%%
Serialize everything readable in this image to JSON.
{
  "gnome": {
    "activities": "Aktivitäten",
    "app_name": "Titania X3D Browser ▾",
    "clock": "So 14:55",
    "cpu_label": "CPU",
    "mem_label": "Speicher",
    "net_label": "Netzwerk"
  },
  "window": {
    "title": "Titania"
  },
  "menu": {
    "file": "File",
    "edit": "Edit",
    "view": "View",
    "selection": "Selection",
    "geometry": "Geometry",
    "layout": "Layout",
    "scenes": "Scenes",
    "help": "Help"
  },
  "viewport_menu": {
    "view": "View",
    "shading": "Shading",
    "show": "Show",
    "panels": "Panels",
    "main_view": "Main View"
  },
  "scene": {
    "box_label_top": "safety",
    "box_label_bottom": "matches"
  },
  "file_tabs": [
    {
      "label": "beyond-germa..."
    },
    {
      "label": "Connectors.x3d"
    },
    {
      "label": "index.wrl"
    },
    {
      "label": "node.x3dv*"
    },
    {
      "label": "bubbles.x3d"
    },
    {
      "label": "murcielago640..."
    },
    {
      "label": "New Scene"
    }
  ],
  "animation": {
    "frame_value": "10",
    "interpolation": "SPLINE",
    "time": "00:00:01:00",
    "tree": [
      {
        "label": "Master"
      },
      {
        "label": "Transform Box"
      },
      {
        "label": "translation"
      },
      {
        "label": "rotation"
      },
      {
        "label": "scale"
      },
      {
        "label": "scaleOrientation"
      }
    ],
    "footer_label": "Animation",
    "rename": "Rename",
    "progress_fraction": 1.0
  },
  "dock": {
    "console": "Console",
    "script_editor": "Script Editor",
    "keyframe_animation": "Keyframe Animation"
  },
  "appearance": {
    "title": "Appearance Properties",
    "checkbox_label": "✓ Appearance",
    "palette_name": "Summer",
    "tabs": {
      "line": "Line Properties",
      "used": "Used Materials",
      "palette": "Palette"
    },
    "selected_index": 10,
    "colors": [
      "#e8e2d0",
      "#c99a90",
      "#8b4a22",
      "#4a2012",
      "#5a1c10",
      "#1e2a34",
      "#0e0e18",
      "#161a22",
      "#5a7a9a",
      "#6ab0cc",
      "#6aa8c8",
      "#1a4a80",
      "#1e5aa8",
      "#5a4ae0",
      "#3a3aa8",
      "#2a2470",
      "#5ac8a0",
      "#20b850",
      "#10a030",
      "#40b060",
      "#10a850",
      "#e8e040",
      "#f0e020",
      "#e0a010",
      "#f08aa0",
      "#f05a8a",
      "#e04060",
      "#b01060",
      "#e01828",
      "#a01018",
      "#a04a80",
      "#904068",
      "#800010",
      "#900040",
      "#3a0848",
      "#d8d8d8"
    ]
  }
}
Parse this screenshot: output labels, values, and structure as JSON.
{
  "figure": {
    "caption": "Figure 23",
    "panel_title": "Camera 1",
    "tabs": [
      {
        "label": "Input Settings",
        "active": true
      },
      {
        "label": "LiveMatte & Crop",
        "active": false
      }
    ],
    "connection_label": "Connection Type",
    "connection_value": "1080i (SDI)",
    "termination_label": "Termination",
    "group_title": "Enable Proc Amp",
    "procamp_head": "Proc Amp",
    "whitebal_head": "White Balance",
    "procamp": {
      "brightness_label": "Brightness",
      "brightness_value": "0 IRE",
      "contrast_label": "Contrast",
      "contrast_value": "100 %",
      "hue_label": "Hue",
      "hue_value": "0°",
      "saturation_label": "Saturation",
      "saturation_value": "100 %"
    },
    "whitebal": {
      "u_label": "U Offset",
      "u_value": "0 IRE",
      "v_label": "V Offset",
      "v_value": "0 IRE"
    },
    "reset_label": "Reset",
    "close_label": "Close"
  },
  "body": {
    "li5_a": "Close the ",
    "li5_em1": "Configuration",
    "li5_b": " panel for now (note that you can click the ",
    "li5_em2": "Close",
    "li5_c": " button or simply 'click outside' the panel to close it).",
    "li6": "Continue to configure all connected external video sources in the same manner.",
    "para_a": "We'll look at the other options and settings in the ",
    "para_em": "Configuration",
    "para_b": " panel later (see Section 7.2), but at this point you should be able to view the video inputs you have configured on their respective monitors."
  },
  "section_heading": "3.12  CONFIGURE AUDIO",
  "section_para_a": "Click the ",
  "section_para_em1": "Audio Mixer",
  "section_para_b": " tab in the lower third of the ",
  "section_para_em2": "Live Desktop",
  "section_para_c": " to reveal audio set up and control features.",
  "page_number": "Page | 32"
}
%%
**Stated task:** Copy out each record from above, exactly.

**Finished exercise:**
Serialize everything readable in this image to JSON.
{
  "gnome": {
    "activities": "Aktivitäten",
    "app_name": "Titania X3D Browser ▾",
    "clock": "So 14:55",
    "cpu_label": "CPU",
    "mem_label": "Speicher",
    "net_label": "Netzwerk"
  },
  "window": {
    "title": "Titania"
  },
  "menu": {
    "file": "File",
    "edit": "Edit",
    "view": "View",
    "selection": "Selection",
    "geometry": "Geometry",
    "layout": "Layout",
    "scenes": "Scenes",
    "help": "Help"
  },
  "viewport_menu": {
    "view": "View",
    "shading": "Shading",
    "show": "Show",
    "panels": "Panels",
    "main_view": "Main View"
  },
  "scene": {
    "box_label_top": "safety",
    "box_label_bottom": "matches"
  },
  "file_tabs": [
    {
      "label": "beyond-germa..."
    },
    {
      "label": "Connectors.x3d"
    },
    {
      "label": "index.wrl"
    },
    {
      "label": "node.x3dv*"
    },
    {
      "label": "bubbles.x3d"
    },
    {
      "label": "murcielago640..."
    },
    {
      "label": "New Scene"
    }
  ],
  "animation": {
    "frame_value": "10",
    "interpolation": "SPLINE",
    "time": "00:00:01:00",
    "tree": [
      {
        "label": "Master"
      },
      {
        "label": "Transform Box"
      },
      {
        "label": "translation"
      },
      {
        "label": "rotation"
      },
      {
        "label": "scale"
      },
      {
        "label": "scaleOrientation"
      }
    ],
    "footer_label": "Animation",
    "rename": "Rename",
    "progress_fraction": 1.0
  },
  "dock": {
    "console": "Console",
    "script_editor": "Script Editor",
    "keyframe_animation": "Keyframe Animation"
  },
  "appearance": {
    "title": "Appearance Properties",
    "checkbox_label": "✓ Appearance",
    "palette_name": "Summer",
    "tabs": {
      "line": "Line Properties",
      "used": "Used Materials",
      "palette": "Palette"
    },
    "selected_index": 10,
    "colors": [
      "#e8e2d0",
      "#c99a90",
      "#8b4a22",
      "#4a2012",
      "#5a1c10",
      "#1e2a34",
      "#0e0e18",
      "#161a22",
      "#5a7a9a",
      "#6ab0cc",
      "#6aa8c8",
      "#1a4a80",
      "#1e5aa8",
      "#5a4ae0",
      "#3a3aa8",
      "#2a2470",
      "#5ac8a0",
      "#20b850",
      "#10a030",
      "#40b060",
      "#10a850",
      "#e8e040",
      "#f0e020",
      "#e0a010",
      "#f08aa0",
      "#f05a8a",
      "#e04060",
      "#b01060",
      "#e01828",
      "#a01018",
      "#a04a80",
      "#904068",
      "#800010",
      "#900040",
      "#3a0848",
      "#d8d8d8"
    ]
  }
}
Parse this screenshot: output labels, values, and structure as JSON.
{
  "figure": {
    "caption": "Figure 23",
    "panel_title": "Camera 1",
    "tabs": [
      {
        "label": "Input Settings",
        "active": true
      },
      {
        "label": "LiveMatte & Crop",
        "active": false
      }
    ],
    "connection_label": "Connection Type",
    "connection_value": "1080i (SDI)",
    "termination_label": "Termination",
    "group_title": "Enable Proc Amp",
    "procamp_head": "Proc Amp",
    "whitebal_head": "White Balance",
    "procamp": {
      "brightness_label": "Brightness",
      "brightness_value": "0 IRE",
      "contrast_label": "Contrast",
      "contrast_value": "100 %",
      "hue_label": "Hue",
      "hue_value": "0°",
      "saturation_label": "Saturation",
      "saturation_value": "100 %"
    },
    "whitebal": {
      "u_label": "U Offset",
      "u_value": "0 IRE",
      "v_label": "V Offset",
      "v_value": "0 IRE"
    },
    "reset_label": "Reset",
    "close_label": "Close"
  },
  "body": {
    "li5_a": "Close the ",
    "li5_em1": "Configuration",
    "li5_b": " panel for now (note that you can click the ",
    "li5_em2": "Close",
    "li5_c": " button or simply 'click outside' the panel to close it).",
    "li6": "Continue to configure all connected external video sources in the same manner.",
    "para_a": "We'll look at the other options and settings in the ",
    "para_em": "Configuration",
    "para_b": " panel later (see Section 7.2), but at this point you should be able to view the video inputs you have configured on their respective monitors."
  },
  "section_heading": "3.12  CONFIGURE AUDIO",
  "section_para_a": "Click the ",
  "section_para_em1": "Audio Mixer",
  "section_para_b": " tab in the lower third of the ",
  "section_para_em2": "Live Desktop",
  "section_para_c": " to reveal audio set up and control features.",
  "page_number": "Page | 32"
}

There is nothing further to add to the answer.